As to having things to do….I love blogging. I love The Orange Rhino Challenge. There is so much to love here, so much love that goes around, so much love to be had! And I want to write a “real” blog tonight for me, for all of you. BUT if I do write, and edit, and re-edit and edit again, and therefore ignore my never ending to-do list that I have pushed aside because I just don’t know where to start well then all I can say is: I WILL YELL tomorrow. And I don’t want to yell. Not just because of my challenge. But because I am a changed person and I don’t want my stress to get to me. I don’t want it to win! I want to be strong enough to acknowledge my triggers (lack of sleep and nagging to-do lists) and manage them. So I will tackle the list now so it doesn’t grow into a huge nagging problem and trigger.

■ **Tasks to complete**:
#1 Print the part of the blog excerpt between "As to having" and "problem and trigger.", inclusive.
#2 Condense the paragraph of the blog excerpt that begins "As to having things to do" into a shorter version that keeps its main facts.
#3 Go on with the blog excerpt from the point where it stops.
The rows come from a different source than the blog excerpt.

Layout region records:
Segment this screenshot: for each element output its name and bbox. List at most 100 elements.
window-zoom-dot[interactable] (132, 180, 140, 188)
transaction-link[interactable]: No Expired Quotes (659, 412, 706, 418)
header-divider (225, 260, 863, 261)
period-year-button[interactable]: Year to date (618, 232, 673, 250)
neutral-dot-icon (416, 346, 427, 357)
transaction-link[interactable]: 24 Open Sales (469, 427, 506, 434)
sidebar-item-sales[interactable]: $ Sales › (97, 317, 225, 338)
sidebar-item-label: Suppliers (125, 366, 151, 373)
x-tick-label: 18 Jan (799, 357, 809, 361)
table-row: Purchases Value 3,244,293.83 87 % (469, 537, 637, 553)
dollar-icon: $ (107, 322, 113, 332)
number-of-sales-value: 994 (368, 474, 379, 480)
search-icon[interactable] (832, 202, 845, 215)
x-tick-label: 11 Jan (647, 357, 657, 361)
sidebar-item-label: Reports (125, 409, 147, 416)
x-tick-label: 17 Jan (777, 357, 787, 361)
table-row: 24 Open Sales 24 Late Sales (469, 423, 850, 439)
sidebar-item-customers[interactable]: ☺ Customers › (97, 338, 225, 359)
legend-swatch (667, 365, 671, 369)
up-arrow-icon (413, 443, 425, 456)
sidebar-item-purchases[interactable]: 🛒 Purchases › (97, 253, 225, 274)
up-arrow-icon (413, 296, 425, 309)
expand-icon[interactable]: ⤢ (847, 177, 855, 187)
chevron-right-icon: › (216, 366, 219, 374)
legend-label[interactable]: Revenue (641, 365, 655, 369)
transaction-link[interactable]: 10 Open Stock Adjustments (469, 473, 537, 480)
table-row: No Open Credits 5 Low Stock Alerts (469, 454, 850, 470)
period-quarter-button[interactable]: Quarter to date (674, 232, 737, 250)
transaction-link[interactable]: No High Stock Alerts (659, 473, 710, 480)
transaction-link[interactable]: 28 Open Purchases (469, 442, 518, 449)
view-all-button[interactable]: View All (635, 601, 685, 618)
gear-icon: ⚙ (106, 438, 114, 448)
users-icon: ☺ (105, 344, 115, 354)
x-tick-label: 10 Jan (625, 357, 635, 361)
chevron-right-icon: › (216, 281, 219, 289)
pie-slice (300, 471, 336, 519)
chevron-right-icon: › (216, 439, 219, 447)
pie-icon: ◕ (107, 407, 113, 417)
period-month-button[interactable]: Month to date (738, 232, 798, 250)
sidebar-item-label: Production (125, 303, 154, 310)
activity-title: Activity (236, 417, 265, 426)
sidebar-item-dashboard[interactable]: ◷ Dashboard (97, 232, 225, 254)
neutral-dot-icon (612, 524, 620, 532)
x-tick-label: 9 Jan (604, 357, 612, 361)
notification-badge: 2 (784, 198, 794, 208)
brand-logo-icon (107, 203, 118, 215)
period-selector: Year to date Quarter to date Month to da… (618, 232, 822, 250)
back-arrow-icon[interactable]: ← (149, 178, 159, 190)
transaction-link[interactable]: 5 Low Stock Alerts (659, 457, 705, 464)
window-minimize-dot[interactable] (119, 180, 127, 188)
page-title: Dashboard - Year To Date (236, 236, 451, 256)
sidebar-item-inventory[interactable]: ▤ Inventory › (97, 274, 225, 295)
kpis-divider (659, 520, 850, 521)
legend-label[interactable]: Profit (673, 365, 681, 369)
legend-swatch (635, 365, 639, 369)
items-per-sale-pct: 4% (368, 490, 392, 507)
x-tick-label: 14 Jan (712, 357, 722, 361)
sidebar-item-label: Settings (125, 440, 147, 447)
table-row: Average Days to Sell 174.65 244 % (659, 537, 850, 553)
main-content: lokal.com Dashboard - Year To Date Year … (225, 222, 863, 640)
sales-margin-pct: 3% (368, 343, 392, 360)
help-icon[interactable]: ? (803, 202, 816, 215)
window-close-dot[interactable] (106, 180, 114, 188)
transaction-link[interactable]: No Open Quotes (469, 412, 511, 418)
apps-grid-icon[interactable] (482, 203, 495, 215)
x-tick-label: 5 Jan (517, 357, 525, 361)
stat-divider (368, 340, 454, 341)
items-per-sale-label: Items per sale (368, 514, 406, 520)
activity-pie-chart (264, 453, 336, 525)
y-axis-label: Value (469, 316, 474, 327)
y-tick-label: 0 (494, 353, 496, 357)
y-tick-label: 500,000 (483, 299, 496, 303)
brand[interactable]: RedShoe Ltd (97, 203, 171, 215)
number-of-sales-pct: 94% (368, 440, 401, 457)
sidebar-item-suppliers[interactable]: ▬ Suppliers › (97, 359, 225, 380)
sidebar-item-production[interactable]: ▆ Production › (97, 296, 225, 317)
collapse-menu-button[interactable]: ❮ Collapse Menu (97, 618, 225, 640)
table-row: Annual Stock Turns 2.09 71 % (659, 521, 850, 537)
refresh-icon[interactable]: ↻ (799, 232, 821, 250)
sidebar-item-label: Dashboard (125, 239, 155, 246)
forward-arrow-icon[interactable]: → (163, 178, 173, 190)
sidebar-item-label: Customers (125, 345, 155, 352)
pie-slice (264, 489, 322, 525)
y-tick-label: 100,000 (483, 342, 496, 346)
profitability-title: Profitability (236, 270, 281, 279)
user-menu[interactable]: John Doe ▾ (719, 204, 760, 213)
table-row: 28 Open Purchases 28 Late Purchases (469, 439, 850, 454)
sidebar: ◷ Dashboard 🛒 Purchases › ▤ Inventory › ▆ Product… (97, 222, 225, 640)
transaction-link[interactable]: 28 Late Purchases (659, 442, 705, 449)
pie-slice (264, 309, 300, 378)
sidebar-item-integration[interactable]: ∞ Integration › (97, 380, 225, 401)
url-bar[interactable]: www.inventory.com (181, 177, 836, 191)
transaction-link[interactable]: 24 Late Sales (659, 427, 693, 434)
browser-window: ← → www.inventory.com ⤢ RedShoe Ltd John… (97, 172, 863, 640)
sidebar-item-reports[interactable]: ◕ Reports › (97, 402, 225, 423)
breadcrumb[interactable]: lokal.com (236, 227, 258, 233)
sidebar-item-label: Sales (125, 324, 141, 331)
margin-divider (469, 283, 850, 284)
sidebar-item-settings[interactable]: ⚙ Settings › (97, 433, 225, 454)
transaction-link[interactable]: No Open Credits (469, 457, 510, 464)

■ **Task answers**:
#1
As to having things to do….I love blogging. I love The Orange Rhino Challenge. There is so much to love here, so much love that goes around, so much love to be had! And I want to write a “real” blog tonight for me, for all of you. BUT if I do write, and edit, and re-edit and edit again, and therefore ignore my never ending to-do list that I have pushed aside because I just don’t know where to start well then all I can say is: I WILL YELL tomorrow. And I don’t want to yell. Not just because of my challenge. But because I am a changed person and I don’t want my stress to get to me. I don’t want it to win! I want to be strong enough to acknowledge my triggers (lack of sleep and nagging to-do lists) and manage them. So I will tackle the list now so it doesn’t grow into a huge nagging problem and trigger.

#2 The writer loves blogging and The Orange Rhino Challenge and wants to write a real blog post tonight. Writing and editing again and again would mean ignoring an endless to-do list that has been pushed aside, and that would lead to yelling tomorrow. The writer doesn't want to yell. This isn't only because of the challenge but also because the writer has changed and doesn't want stress to win. The writer wants to recognize and manage the triggers of lack of sleep and nagging to-do lists. So the writer will tackle the list now, before it grows into a bigger problem.

#3
So there you have it. I will do one thing on my to-do list and then snuggle into bed. I might cry there. It would be good to as bottled up emotions are also a trigger (read here). In the meanwhile, get ready for kicking off “30 days to yelling less” next Wednesday January 16th. The project will wrap up on Valentine’s Day, the day of love! I will spend 30 days dedicated to walking anyone who wants through the steps of not-yelling. I will break down the daunting task of changing and learning to yell less into 30 days. We will together, acknowledge our triggers and kick ’em in the a*s. Or at least learn how to manage them.
Like going to bed early.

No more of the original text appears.